Extract each record and reproduce it exactly.

────

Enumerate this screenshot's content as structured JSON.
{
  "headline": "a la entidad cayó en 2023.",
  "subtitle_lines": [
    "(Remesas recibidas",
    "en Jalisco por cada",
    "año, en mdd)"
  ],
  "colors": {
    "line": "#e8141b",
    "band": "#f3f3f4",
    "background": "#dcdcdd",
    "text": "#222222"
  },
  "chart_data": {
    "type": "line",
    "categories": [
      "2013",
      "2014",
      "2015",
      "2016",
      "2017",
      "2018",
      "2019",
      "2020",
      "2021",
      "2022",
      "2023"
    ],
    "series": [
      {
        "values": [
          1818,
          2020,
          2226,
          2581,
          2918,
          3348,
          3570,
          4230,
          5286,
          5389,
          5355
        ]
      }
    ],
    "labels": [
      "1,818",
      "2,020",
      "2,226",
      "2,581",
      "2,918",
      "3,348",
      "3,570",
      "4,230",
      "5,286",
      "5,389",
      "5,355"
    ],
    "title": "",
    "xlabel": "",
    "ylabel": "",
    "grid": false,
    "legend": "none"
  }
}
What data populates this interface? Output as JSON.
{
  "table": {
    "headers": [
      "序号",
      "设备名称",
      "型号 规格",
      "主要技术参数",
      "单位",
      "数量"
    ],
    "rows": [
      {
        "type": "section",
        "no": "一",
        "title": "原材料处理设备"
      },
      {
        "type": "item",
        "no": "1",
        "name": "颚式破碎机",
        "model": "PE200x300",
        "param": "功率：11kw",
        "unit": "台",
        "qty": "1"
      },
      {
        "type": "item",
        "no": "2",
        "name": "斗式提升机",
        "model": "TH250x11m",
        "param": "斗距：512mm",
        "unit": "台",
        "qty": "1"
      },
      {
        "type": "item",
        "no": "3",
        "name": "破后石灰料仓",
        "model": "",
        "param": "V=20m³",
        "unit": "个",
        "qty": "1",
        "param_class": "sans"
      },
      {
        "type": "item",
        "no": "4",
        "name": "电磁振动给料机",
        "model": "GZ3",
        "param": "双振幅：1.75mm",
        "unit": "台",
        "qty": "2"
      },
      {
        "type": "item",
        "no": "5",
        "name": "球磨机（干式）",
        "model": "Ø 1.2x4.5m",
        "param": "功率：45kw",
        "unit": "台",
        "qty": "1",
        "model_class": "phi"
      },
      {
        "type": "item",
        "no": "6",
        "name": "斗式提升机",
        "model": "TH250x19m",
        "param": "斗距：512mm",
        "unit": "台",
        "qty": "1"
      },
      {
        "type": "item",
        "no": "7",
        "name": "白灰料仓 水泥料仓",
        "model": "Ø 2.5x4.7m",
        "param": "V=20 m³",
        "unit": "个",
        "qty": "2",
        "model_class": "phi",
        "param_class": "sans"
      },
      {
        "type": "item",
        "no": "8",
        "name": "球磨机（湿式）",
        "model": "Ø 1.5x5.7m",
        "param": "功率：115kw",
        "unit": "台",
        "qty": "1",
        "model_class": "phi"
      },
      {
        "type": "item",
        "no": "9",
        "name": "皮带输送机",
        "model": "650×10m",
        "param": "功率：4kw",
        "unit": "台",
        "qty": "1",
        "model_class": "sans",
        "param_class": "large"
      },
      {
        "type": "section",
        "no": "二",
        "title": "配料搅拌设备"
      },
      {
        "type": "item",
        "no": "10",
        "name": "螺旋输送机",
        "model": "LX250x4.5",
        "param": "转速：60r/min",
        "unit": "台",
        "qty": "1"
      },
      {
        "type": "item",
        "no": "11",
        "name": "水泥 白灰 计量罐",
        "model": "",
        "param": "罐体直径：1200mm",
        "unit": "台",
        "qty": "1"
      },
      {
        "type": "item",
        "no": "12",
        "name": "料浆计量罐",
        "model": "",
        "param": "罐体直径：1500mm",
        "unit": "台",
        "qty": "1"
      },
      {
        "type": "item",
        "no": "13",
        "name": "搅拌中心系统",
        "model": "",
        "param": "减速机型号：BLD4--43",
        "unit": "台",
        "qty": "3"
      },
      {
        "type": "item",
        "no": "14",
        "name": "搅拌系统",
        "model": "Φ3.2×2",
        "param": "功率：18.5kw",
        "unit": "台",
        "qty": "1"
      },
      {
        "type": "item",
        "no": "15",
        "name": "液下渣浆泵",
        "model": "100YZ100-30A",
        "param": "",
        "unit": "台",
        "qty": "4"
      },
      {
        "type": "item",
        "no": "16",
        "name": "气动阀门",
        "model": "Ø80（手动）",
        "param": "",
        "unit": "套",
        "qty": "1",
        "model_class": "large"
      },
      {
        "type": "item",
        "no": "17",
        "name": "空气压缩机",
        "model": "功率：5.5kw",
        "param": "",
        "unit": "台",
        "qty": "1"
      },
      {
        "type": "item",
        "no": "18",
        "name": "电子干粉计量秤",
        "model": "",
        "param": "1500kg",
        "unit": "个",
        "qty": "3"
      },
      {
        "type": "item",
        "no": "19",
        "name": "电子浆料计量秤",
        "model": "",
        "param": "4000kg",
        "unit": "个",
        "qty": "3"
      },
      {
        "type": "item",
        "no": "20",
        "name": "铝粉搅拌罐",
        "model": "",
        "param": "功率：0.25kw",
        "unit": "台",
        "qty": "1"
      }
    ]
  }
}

────

PROBLEM SOLUTION:
Enumerate this screenshot's content as structured JSON.
{
  "headline": "a la entidad cayó en 2023.",
  "subtitle_lines": [
    "(Remesas recibidas",
    "en Jalisco por cada",
    "año, en mdd)"
  ],
  "colors": {
    "line": "#e8141b",
    "band": "#f3f3f4",
    "background": "#dcdcdd",
    "text": "#222222"
  },
  "chart_data": {
    "type": "line",
    "categories": [
      "2013",
      "2014",
      "2015",
      "2016",
      "2017",
      "2018",
      "2019",
      "2020",
      "2021",
      "2022",
      "2023"
    ],
    "series": [
      {
        "values": [
          1818,
          2020,
          2226,
          2581,
          2918,
          3348,
          3570,
          4230,
          5286,
          5389,
          5355
        ]
      }
    ],
    "labels": [
      "1,818",
      "2,020",
      "2,226",
      "2,581",
      "2,918",
      "3,348",
      "3,570",
      "4,230",
      "5,286",
      "5,389",
      "5,355"
    ],
    "title": "",
    "xlabel": "",
    "ylabel": "",
    "grid": false,
    "legend": "none"
  }
}
What data populates this interface? Output as JSON.
{
  "table": {
    "headers": [
      "序号",
      "设备名称",
      "型号 规格",
      "主要技术参数",
      "单位",
      "数量"
    ],
    "rows": [
      {
        "type": "section",
        "no": "一",
        "title": "原材料处理设备"
      },
      {
        "type": "item",
        "no": "1",
        "name": "颚式破碎机",
        "model": "PE200x300",
        "param": "功率：11kw",
        "unit": "台",
        "qty": "1"
      },
      {
        "type": "item",
        "no": "2",
        "name": "斗式提升机",
        "model": "TH250x11m",
        "param": "斗距：512mm",
        "unit": "台",
        "qty": "1"
      },
      {
        "type": "item",
        "no": "3",
        "name": "破后石灰料仓",
        "model": "",
        "param": "V=20m³",
        "unit": "个",
        "qty": "1",
        "param_class": "sans"
      },
      {
        "type": "item",
        "no": "4",
        "name": "电磁振动给料机",
        "model": "GZ3",
        "param": "双振幅：1.75mm",
        "unit": "台",
        "qty": "2"
      },
      {
        "type": "item",
        "no": "5",
        "name": "球磨机（干式）",
        "model": "Ø 1.2x4.5m",
        "param": "功率：45kw",
        "unit": "台",
        "qty": "1",
        "model_class": "phi"
      },
      {
        "type": "item",
        "no": "6",
        "name": "斗式提升机",
        "model": "TH250x19m",
        "param": "斗距：512mm",
        "unit": "台",
        "qty": "1"
      },
      {
        "type": "item",
        "no": "7",
        "name": "白灰料仓 水泥料仓",
        "model": "Ø 2.5x4.7m",
        "param": "V=20 m³",
        "unit": "个",
        "qty": "2",
        "model_class": "phi",
        "param_class": "sans"
      },
      {
        "type": "item",
        "no": "8",
        "name": "球磨机（湿式）",
        "model": "Ø 1.5x5.7m",
        "param": "功率：115kw",
        "unit": "台",
        "qty": "1",
        "model_class": "phi"
      },
      {
        "type": "item",
        "no": "9",
        "name": "皮带输送机",
        "model": "650×10m",
        "param": "功率：4kw",
        "unit": "台",
        "qty": "1",
        "model_class": "sans",
        "param_class": "large"
      },
      {
        "type": "section",
        "no": "二",
        "title": "配料搅拌设备"
      },
      {
        "type": "item",
        "no": "10",
        "name": "螺旋输送机",
        "model": "LX250x4.5",
        "param": "转速：60r/min",
        "unit": "台",
        "qty": "1"
      },
      {
        "type": "item",
        "no": "11",
        "name": "水泥 白灰 计量罐",
        "model": "",
        "param": "罐体直径：1200mm",
        "unit": "台",
        "qty": "1"
      },
      {
        "type": "item",
        "no": "12",
        "name": "料浆计量罐",
        "model": "",
        "param": "罐体直径：1500mm",
        "unit": "台",
        "qty": "1"
      },
      {
        "type": "item",
        "no": "13",
        "name": "搅拌中心系统",
        "model": "",
        "param": "减速机型号：BLD4--43",
        "unit": "台",
        "qty": "3"
      },
      {
        "type": "item",
        "no": "14",
        "name": "搅拌系统",
        "model": "Φ3.2×2",
        "param": "功率：18.5kw",
        "unit": "台",
        "qty": "1"
      },
      {
        "type": "item",
        "no": "15",
        "name": "液下渣浆泵",
        "model": "100YZ100-30A",
        "param": "",
        "unit": "台",
        "qty": "4"
      },
      {
        "type": "item",
        "no": "16",
        "name": "气动阀门",
        "model": "Ø80（手动）",
        "param": "",
        "unit": "套",
        "qty": "1",
        "model_class": "large"
      },
      {
        "type": "item",
        "no": "17",
        "name": "空气压缩机",
        "model": "功率：5.5kw",
        "param": "",
        "unit": "台",
        "qty": "1"
      },
      {
        "type": "item",
        "no": "18",
        "name": "电子干粉计量秤",
        "model": "",
        "param": "1500kg",
        "unit": "个",
        "qty": "3"
      },
      {
        "type": "item",
        "no": "19",
        "name": "电子浆料计量秤",
        "model": "",
        "param": "4000kg",
        "unit": "个",
        "qty": "3"
      },
      {
        "type": "item",
        "no": "20",
        "name": "铝粉搅拌罐",
        "model": "",
        "param": "功率：0.25kw",
        "unit": "台",
        "qty": "1"
      }
    ]
  }
}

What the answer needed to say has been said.